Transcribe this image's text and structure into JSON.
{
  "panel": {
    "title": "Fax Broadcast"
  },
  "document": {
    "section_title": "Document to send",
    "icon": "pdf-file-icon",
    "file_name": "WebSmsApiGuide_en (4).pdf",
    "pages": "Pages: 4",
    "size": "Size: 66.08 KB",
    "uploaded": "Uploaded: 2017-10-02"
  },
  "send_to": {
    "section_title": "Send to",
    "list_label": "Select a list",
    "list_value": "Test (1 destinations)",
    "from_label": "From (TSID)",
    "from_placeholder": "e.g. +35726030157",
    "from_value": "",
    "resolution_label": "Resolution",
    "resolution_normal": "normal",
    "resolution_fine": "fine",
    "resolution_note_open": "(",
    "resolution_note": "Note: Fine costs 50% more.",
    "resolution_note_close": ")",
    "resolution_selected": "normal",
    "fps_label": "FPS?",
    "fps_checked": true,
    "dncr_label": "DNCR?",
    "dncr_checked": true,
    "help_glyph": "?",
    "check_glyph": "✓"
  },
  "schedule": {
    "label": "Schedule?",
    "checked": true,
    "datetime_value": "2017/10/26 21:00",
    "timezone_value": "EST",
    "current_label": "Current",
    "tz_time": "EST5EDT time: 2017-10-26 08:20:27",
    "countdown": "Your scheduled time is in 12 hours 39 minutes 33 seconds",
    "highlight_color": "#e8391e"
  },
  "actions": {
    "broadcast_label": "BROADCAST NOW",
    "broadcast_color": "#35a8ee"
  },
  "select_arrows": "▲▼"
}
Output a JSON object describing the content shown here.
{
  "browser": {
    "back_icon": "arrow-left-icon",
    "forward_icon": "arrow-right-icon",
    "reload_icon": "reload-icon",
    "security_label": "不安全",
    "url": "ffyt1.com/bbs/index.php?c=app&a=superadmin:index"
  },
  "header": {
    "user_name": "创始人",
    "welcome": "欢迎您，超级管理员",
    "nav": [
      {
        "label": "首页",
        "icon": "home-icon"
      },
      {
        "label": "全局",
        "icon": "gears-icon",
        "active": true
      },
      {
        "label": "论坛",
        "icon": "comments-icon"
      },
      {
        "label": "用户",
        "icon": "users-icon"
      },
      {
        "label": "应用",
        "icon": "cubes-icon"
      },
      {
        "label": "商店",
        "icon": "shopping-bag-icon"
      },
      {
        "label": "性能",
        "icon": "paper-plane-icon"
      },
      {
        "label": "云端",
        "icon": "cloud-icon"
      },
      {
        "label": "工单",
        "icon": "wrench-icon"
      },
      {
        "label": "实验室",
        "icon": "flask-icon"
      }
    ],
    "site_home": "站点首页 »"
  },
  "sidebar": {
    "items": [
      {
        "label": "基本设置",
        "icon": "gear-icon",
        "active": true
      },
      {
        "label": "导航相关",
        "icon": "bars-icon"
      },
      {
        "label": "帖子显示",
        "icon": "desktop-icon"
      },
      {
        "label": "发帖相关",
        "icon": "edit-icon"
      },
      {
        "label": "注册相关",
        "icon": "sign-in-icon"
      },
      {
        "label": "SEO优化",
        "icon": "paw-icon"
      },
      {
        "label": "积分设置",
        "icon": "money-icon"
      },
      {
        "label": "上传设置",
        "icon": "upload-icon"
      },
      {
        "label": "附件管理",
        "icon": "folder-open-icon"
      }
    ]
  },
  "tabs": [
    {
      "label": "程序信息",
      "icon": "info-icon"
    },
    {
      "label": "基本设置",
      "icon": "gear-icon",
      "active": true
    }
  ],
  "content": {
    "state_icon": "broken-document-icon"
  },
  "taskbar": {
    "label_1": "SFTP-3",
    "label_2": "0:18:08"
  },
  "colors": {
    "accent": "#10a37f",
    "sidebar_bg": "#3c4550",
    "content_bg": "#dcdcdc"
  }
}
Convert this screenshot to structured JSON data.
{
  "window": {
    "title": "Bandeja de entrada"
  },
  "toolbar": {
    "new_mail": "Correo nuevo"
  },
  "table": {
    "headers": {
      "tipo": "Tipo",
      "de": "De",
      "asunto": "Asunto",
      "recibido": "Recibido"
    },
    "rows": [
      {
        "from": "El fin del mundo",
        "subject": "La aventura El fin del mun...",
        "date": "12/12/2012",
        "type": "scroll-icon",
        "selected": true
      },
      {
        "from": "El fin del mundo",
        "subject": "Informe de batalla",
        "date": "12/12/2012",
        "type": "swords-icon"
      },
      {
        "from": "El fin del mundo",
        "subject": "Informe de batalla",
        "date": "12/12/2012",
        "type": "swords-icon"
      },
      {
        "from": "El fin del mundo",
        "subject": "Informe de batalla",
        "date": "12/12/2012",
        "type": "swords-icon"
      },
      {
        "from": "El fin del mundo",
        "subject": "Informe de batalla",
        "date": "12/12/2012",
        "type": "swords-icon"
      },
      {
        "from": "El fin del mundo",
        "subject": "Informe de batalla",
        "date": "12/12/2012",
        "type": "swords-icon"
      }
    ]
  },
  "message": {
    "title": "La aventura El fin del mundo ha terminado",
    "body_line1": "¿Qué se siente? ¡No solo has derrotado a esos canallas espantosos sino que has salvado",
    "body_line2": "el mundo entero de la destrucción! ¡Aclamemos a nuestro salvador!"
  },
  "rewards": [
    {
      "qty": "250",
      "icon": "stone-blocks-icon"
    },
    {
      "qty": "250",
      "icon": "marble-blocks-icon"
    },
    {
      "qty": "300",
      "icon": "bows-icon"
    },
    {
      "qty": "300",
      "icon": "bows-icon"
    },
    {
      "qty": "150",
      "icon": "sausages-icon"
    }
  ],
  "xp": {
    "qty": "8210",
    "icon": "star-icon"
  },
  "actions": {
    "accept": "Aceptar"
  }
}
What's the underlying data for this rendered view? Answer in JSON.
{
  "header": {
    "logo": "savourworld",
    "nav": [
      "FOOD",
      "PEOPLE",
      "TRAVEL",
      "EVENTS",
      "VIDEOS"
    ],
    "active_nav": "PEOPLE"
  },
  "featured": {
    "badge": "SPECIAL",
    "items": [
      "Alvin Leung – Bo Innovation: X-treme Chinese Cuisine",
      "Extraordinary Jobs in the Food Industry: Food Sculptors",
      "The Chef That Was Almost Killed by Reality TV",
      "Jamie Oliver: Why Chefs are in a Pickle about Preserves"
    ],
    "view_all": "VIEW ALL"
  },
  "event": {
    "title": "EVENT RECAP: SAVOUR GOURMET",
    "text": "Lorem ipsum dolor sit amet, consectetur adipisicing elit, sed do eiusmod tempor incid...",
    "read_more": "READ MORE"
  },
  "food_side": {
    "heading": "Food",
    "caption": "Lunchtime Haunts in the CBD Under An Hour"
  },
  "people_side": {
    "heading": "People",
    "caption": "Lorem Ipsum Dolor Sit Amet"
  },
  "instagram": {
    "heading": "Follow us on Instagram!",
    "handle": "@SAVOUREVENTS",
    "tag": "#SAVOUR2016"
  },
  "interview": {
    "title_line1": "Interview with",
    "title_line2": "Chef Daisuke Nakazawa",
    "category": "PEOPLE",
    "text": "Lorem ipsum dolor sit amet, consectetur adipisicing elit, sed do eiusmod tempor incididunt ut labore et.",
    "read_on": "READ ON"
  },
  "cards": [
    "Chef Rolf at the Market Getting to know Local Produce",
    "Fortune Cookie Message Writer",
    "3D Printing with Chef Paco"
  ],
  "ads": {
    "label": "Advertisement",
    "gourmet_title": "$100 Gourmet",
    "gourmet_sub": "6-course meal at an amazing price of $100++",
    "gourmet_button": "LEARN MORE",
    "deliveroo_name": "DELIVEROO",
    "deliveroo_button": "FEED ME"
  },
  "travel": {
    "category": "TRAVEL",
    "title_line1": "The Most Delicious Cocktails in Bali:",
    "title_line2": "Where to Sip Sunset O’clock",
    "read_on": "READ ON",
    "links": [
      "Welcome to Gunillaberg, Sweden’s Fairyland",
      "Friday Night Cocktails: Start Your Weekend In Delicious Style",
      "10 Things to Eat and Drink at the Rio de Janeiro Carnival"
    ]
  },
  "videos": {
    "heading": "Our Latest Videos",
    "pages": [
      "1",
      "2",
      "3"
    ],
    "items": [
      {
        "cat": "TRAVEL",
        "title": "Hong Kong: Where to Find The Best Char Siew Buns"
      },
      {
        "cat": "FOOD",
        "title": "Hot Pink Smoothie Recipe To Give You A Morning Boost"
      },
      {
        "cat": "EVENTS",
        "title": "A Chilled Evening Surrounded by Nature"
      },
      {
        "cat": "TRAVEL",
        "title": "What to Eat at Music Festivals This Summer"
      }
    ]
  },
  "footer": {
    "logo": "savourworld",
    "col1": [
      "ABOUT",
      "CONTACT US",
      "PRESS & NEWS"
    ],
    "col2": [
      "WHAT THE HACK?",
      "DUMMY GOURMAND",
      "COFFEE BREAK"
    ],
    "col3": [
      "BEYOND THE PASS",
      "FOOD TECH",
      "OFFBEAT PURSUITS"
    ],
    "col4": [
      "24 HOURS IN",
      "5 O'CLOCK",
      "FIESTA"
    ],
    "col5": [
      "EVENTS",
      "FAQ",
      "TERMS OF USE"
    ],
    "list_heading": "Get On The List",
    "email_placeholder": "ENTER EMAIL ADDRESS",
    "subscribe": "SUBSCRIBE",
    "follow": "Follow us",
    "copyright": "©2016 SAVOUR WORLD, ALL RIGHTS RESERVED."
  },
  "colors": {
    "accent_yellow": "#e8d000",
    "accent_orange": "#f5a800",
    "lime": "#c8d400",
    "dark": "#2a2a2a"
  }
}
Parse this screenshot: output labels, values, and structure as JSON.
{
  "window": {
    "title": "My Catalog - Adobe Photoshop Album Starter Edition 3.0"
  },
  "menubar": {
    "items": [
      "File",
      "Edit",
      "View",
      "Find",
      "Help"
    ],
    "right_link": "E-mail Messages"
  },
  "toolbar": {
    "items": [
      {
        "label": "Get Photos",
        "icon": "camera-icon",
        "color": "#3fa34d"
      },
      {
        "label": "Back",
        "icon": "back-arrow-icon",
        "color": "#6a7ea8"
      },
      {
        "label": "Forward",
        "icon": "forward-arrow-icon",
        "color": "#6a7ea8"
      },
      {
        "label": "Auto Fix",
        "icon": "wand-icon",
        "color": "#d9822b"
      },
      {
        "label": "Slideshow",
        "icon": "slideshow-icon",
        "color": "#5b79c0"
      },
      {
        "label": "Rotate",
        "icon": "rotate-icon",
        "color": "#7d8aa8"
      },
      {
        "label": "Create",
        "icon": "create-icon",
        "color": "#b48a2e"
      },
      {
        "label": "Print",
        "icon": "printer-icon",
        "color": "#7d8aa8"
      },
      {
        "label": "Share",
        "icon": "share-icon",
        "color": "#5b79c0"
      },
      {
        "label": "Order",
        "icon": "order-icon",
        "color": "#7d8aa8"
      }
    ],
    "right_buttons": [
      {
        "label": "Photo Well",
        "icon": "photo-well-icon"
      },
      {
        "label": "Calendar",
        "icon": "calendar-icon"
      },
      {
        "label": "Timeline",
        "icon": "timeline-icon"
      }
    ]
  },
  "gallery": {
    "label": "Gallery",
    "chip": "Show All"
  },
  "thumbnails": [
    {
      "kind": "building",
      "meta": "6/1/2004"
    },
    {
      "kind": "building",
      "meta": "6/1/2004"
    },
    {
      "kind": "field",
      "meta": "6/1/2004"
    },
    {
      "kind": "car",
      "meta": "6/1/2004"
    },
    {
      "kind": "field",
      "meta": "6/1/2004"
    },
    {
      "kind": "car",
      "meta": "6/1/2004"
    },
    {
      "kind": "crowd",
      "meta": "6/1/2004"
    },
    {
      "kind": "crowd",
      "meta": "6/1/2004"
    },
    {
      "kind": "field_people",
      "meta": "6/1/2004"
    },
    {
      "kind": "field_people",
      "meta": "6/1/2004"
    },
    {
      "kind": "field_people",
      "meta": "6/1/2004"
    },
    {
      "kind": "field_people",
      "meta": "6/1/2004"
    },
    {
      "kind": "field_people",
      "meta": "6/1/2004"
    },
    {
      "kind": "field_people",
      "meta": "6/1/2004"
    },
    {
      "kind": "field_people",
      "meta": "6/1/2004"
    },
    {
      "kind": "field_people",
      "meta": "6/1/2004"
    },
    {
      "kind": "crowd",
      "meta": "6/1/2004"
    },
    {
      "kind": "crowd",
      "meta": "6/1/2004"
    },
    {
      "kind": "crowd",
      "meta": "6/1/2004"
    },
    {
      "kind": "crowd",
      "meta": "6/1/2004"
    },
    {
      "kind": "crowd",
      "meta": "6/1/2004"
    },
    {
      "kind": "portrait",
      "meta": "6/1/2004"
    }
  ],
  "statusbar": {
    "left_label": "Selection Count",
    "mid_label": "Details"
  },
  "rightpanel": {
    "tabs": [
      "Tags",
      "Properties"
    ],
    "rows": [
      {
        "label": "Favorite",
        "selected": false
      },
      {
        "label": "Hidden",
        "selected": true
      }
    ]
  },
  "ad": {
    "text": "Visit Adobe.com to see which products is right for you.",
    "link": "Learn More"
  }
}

### Requirements
Copy out each line of the material that holds the word "data".

### Finished answer
Convert this screenshot to structured JSON data.
What's the underlying data for this rendered view? Answer in JSON.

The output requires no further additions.